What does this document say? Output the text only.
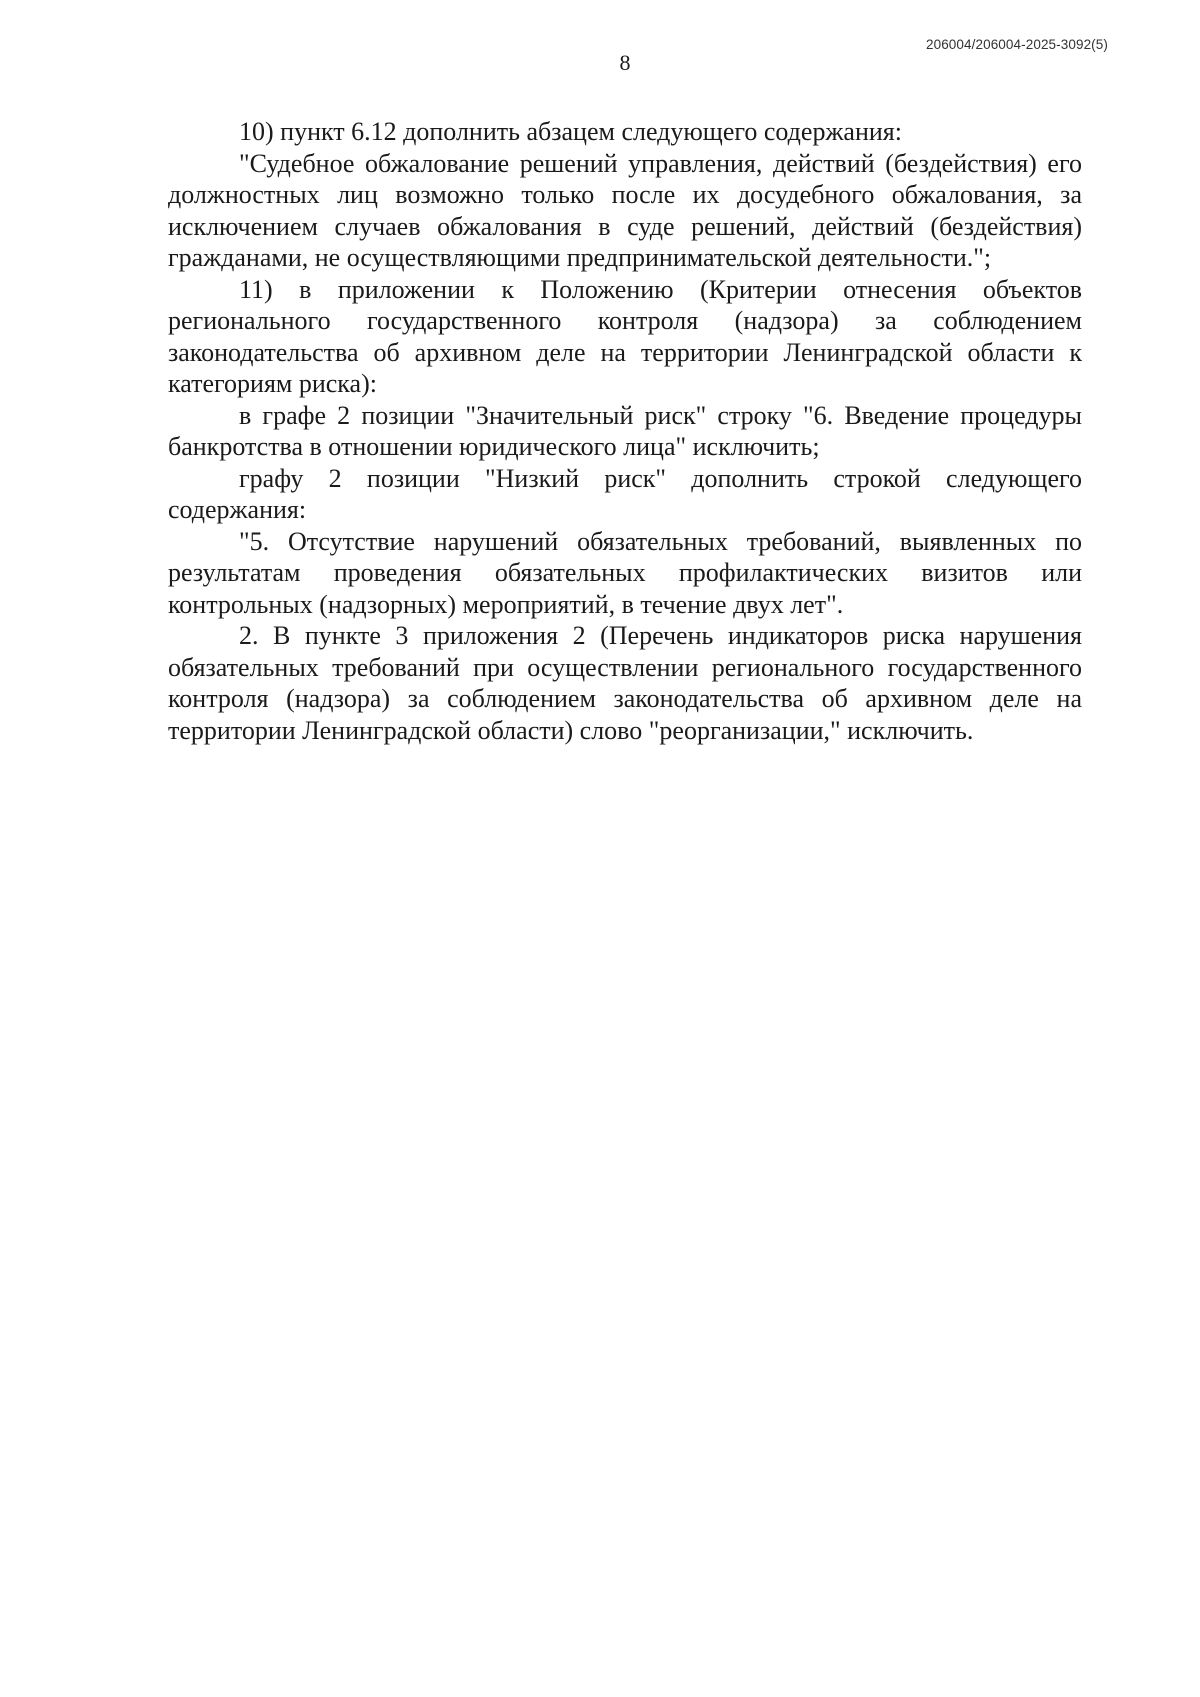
206004/206004-2025-3092(5)
8

10) пункт 6.12 дополнить абзацем следующего содержания:

"Судебное обжалование решений управления, действий (бездействия) его должностных лиц возможно только после их досудебного обжалования, за исключением случаев обжалования в суде решений, действий (бездействия) гражданами, не осуществляющими предпринимательской деятельности.";

11) в приложении к Положению (Критерии отнесения объектов регионального государственного контроля (надзора) за соблюдением законодательства об архивном деле на территории Ленинградской области к категориям риска):

в графе 2 позиции "Значительный риск" строку "6. Введение процедуры банкротства в отношении юридического лица" исключить;

графу 2 позиции "Низкий риск" дополнить строкой следующего содержания:

"5. Отсутствие нарушений обязательных требований, выявленных по результатам проведения обязательных профилактических визитов или контрольных (надзорных) мероприятий, в течение двух лет".

2. В пункте 3 приложения 2 (Перечень индикаторов риска нарушения обязательных требований при осуществлении регионального государственного контроля (надзора) за соблюдением законодательства об архивном деле на территории Ленинградской области) слово "реорганизации," исключить.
####################
• Given instruction: Your task is to copy the entries in full and exactly, without any images.

• Solution:
What does this document say? Output the text only.
206004/206004-2025-3092(5)
8

10) пункт 6.12 дополнить абзацем следующего содержания:

"Судебное обжалование решений управления, действий (бездействия) его должностных лиц возможно только после их досудебного обжалования, за исключением случаев обжалования в суде решений, действий (бездействия) гражданами, не осуществляющими предпринимательской деятельности.";

11) в приложении к Положению (Критерии отнесения объектов регионального государственного контроля (надзора) за соблюдением законодательства об архивном деле на территории Ленинградской области к категориям риска):

в графе 2 позиции "Значительный риск" строку "6. Введение процедуры банкротства в отношении юридического лица" исключить;

графу 2 позиции "Низкий риск" дополнить строкой следующего содержания:

"5. Отсутствие нарушений обязательных требований, выявленных по результатам проведения обязательных профилактических визитов или контрольных (надзорных) мероприятий, в течение двух лет".

2. В пункте 3 приложения 2 (Перечень индикаторов риска нарушения обязательных требований при осуществлении регионального государственного контроля (надзора) за соблюдением законодательства об архивном деле на территории Ленинградской области) слово "реорганизации," исключить.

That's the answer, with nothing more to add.